* _DATA FOR THIS TASK_
※

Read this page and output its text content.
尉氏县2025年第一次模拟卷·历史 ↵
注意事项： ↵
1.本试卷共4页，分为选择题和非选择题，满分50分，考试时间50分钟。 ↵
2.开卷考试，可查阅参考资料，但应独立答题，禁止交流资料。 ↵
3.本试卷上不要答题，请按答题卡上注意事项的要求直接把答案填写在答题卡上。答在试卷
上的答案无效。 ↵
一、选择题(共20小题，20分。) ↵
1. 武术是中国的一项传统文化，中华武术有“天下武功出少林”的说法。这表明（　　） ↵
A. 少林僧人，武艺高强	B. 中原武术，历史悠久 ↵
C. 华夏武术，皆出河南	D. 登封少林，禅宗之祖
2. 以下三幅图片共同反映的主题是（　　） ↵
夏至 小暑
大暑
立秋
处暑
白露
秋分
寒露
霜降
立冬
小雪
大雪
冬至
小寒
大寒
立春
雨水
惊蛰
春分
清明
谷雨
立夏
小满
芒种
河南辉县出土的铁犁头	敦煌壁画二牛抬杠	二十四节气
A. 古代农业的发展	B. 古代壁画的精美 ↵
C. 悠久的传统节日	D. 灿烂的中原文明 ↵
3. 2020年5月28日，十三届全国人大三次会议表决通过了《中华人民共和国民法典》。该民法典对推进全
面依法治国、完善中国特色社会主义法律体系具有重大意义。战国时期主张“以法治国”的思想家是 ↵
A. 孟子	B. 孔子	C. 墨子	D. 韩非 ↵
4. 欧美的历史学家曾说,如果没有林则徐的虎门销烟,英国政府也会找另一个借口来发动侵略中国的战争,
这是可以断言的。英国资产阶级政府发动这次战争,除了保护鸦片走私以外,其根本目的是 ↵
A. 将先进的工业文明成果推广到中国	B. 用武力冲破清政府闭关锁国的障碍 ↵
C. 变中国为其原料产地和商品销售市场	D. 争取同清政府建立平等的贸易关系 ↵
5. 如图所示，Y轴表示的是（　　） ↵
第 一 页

※

* _WORK TO COMPLETE_
Output all of the material, please, exactly as it stands.

* _EXERCISE RESPONSE_
Read this page and output its text content.
尉氏县2025年第一次模拟卷·历史 ↵
注意事项： ↵
1.本试卷共4页，分为选择题和非选择题，满分50分，考试时间50分钟。 ↵
2.开卷考试，可查阅参考资料，但应独立答题，禁止交流资料。 ↵
3.本试卷上不要答题，请按答题卡上注意事项的要求直接把答案填写在答题卡上。答在试卷
上的答案无效。 ↵
一、选择题(共20小题，20分。) ↵
1. 武术是中国的一项传统文化，中华武术有“天下武功出少林”的说法。这表明（　　） ↵
A. 少林僧人，武艺高强	B. 中原武术，历史悠久 ↵
C. 华夏武术，皆出河南	D. 登封少林，禅宗之祖
2. 以下三幅图片共同反映的主题是（　　） ↵
夏至 小暑
大暑
立秋
处暑
白露
秋分
寒露
霜降
立冬
小雪
大雪
冬至
小寒
大寒
立春
雨水
惊蛰
春分
清明
谷雨
立夏
小满
芒种
河南辉县出土的铁犁头	敦煌壁画二牛抬杠	二十四节气
A. 古代农业的发展	B. 古代壁画的精美 ↵
C. 悠久的传统节日	D. 灿烂的中原文明 ↵
3. 2020年5月28日，十三届全国人大三次会议表决通过了《中华人民共和国民法典》。该民法典对推进全
面依法治国、完善中国特色社会主义法律体系具有重大意义。战国时期主张“以法治国”的思想家是 ↵
A. 孟子	B. 孔子	C. 墨子	D. 韩非 ↵
4. 欧美的历史学家曾说,如果没有林则徐的虎门销烟,英国政府也会找另一个借口来发动侵略中国的战争,
这是可以断言的。英国资产阶级政府发动这次战争,除了保护鸦片走私以外,其根本目的是 ↵
A. 将先进的工业文明成果推广到中国	B. 用武力冲破清政府闭关锁国的障碍 ↵
C. 变中国为其原料产地和商品销售市场	D. 争取同清政府建立平等的贸易关系 ↵
5. 如图所示，Y轴表示的是（　　） ↵
第 一 页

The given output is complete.